+++ Data to use

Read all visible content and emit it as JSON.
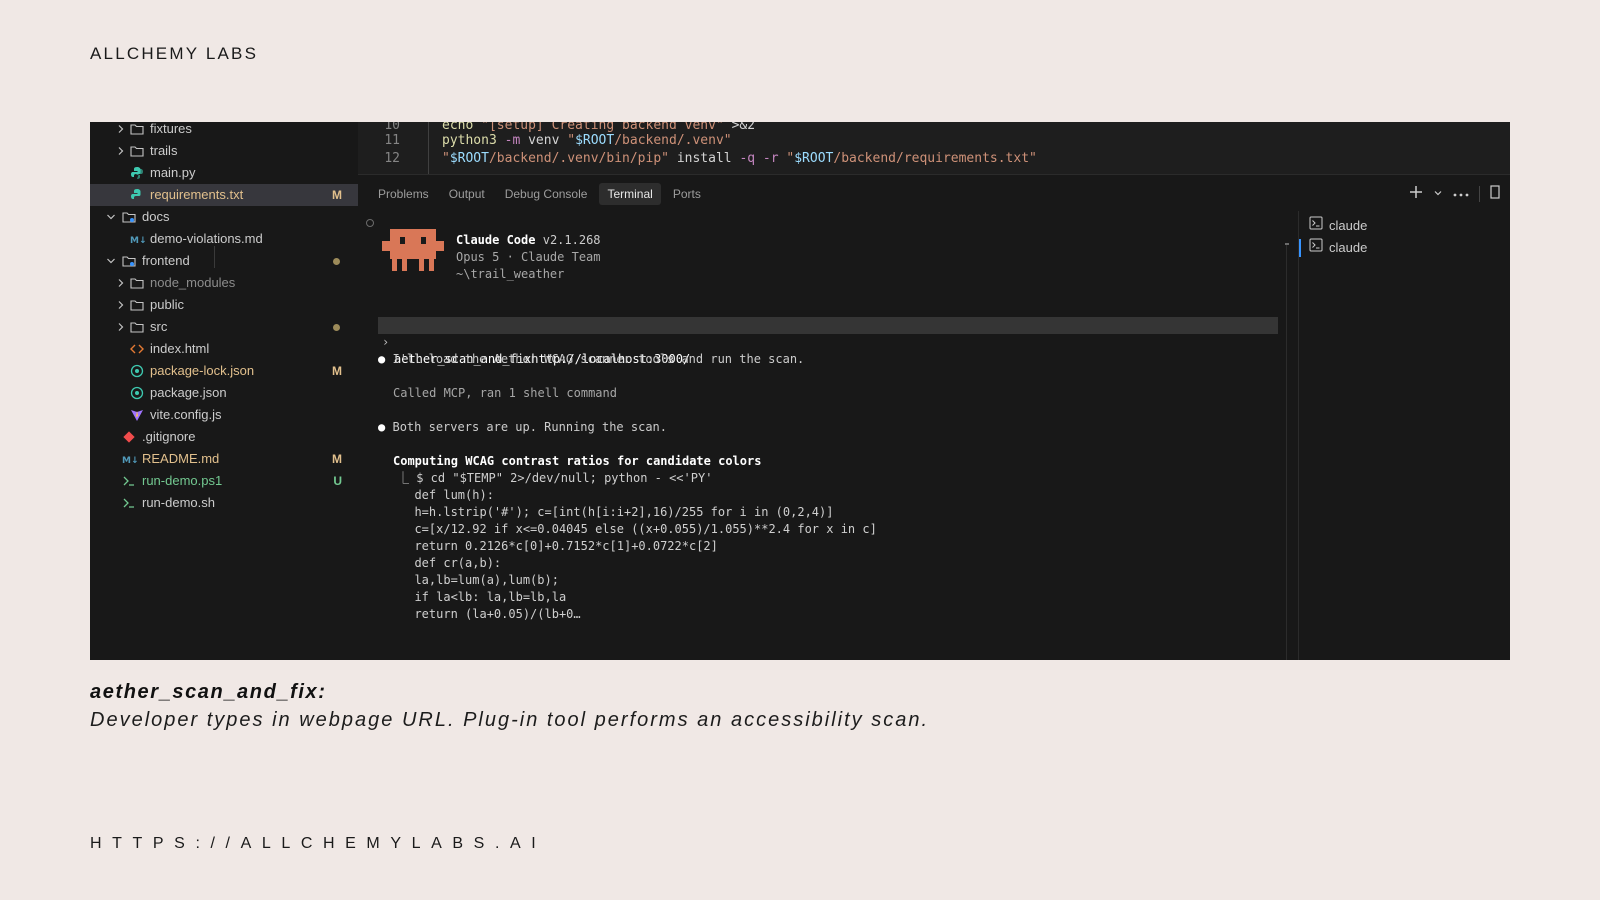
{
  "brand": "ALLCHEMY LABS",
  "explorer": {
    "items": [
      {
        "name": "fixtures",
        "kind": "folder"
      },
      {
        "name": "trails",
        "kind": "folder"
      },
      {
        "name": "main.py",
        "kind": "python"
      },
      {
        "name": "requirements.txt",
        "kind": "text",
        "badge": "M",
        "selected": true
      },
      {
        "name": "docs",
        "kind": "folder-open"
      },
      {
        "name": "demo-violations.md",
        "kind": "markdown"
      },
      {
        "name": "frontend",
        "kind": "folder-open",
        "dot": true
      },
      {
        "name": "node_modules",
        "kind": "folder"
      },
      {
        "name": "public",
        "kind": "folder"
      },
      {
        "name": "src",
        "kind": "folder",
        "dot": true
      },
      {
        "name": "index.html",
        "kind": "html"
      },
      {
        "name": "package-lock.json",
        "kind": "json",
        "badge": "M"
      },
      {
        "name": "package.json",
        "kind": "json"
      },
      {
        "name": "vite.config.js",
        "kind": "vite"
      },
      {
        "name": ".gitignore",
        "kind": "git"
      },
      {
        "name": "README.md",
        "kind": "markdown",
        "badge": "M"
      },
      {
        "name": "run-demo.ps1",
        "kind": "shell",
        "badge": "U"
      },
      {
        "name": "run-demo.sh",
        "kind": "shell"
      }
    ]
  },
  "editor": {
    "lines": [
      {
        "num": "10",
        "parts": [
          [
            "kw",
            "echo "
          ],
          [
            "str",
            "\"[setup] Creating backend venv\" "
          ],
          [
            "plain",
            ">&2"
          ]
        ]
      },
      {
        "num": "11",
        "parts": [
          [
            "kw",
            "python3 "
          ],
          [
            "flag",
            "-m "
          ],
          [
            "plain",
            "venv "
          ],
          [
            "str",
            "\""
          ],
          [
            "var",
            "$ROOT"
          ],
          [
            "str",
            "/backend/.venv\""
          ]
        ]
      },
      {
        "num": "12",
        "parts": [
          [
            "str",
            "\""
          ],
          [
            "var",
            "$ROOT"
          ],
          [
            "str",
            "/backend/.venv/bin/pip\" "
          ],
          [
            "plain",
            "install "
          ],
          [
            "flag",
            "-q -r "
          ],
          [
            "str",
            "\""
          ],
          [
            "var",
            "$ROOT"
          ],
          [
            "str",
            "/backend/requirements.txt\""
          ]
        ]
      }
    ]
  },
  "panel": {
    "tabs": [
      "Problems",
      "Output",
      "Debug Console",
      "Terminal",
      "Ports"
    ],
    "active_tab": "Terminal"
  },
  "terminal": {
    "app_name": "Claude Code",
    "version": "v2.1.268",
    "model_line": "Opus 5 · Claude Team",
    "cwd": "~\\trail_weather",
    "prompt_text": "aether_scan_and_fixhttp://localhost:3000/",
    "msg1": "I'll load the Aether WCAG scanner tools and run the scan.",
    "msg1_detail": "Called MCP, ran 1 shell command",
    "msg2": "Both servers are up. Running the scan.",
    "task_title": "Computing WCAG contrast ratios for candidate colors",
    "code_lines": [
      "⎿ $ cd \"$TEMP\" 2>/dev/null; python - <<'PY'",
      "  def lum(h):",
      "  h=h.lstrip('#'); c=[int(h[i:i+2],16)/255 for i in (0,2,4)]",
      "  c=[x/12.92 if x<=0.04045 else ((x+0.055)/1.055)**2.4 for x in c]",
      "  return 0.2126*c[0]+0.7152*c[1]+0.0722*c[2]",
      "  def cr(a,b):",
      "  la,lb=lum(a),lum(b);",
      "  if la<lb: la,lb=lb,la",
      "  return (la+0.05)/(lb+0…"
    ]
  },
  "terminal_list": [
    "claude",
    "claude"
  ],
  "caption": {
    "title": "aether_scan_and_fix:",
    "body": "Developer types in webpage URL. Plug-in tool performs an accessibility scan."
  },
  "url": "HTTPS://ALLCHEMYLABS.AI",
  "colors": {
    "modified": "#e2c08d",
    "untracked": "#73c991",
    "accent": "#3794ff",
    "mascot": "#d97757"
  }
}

++++++
+++ Data to use

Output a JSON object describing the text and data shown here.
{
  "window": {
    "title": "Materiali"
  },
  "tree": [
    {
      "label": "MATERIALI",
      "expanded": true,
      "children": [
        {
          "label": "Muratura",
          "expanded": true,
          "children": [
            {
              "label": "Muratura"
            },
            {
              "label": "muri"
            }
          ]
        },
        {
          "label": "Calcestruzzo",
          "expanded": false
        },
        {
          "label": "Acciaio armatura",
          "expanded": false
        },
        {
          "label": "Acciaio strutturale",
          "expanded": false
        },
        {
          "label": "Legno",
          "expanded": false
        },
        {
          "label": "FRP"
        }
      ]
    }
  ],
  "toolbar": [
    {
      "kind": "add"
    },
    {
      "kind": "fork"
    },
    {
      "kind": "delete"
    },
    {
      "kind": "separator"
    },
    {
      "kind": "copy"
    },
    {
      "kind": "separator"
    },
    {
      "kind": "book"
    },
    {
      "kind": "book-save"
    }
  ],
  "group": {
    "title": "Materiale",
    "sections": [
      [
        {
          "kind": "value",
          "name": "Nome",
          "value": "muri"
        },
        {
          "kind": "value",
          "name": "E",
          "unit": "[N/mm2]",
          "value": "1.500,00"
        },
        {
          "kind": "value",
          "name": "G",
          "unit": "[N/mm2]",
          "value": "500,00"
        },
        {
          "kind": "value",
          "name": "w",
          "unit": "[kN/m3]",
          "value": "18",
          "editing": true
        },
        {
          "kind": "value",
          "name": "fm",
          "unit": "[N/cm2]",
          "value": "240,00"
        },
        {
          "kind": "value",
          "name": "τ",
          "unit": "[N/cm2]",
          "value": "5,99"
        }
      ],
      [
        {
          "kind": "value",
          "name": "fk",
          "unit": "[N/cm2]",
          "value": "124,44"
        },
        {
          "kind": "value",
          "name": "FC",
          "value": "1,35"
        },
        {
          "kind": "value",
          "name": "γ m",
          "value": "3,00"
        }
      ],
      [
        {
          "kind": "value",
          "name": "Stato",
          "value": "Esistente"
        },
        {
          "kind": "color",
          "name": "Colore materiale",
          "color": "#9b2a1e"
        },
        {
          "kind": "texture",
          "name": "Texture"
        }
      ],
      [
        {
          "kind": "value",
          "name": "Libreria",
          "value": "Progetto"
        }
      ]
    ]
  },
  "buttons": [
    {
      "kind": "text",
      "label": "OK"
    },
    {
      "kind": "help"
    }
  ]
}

++++++

**What the exercise asks:** Go through the entries above and copy every line containing "WCAG".

**Full answer:**
    "msg1": "I'll load the Aether WCAG scanner tools and run the scan.",
    "task_title": "Computing WCAG contrast ratios for candidate colors",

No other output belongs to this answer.